Requirement - Return all the data below as it stands, minus the pictures.

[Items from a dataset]
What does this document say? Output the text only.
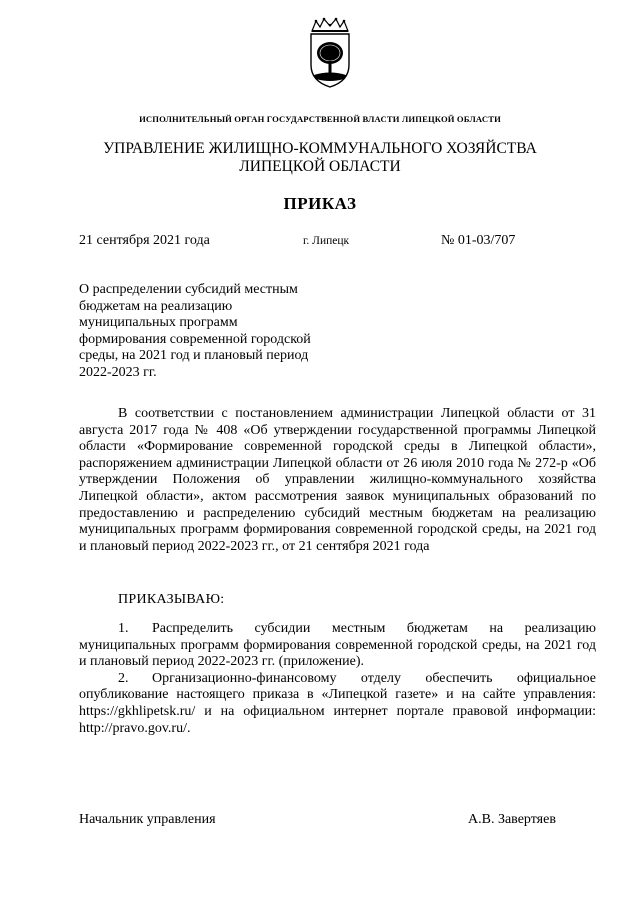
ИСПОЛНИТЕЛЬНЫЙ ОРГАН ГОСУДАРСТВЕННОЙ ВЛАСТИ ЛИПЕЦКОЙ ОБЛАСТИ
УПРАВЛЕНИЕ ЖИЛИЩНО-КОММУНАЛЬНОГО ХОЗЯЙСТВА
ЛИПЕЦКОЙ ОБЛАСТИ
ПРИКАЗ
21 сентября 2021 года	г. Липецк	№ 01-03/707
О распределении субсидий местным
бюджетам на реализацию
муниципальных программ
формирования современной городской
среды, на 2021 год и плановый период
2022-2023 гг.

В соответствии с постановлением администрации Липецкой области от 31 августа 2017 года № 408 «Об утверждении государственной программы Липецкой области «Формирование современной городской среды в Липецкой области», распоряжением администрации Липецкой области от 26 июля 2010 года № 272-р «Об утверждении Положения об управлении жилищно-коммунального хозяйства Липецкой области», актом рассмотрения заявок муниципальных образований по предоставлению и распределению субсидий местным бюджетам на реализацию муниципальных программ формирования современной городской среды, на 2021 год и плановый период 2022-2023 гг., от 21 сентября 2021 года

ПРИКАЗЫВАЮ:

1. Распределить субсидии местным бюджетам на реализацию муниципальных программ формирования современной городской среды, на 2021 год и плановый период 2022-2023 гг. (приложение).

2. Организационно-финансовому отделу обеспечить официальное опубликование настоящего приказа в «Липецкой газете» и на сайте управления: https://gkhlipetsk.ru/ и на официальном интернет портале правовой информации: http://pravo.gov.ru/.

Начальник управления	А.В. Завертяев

Result -
What does this document say? Output the text only.
ИСПОЛНИТЕЛЬНЫЙ ОРГАН ГОСУДАРСТВЕННОЙ ВЛАСТИ ЛИПЕЦКОЙ ОБЛАСТИ
УПРАВЛЕНИЕ ЖИЛИЩНО-КОММУНАЛЬНОГО ХОЗЯЙСТВА
ЛИПЕЦКОЙ ОБЛАСТИ
ПРИКАЗ
21 сентября 2021 года	г. Липецк	№ 01-03/707
О распределении субсидий местным
бюджетам на реализацию
муниципальных программ
формирования современной городской
среды, на 2021 год и плановый период
2022-2023 гг.

В соответствии с постановлением администрации Липецкой области от 31 августа 2017 года № 408 «Об утверждении государственной программы Липецкой области «Формирование современной городской среды в Липецкой области», распоряжением администрации Липецкой области от 26 июля 2010 года № 272-р «Об утверждении Положения об управлении жилищно-коммунального хозяйства Липецкой области», актом рассмотрения заявок муниципальных образований по предоставлению и распределению субсидий местным бюджетам на реализацию муниципальных программ формирования современной городской среды, на 2021 год и плановый период 2022-2023 гг., от 21 сентября 2021 года

ПРИКАЗЫВАЮ:

1. Распределить субсидии местным бюджетам на реализацию муниципальных программ формирования современной городской среды, на 2021 год и плановый период 2022-2023 гг. (приложение).

2. Организационно-финансовому отделу обеспечить официальное опубликование настоящего приказа в «Липецкой газете» и на сайте управления: https://gkhlipetsk.ru/ и на официальном интернет портале правовой информации: http://pravo.gov.ru/.

Начальник управления	А.В. Завертяев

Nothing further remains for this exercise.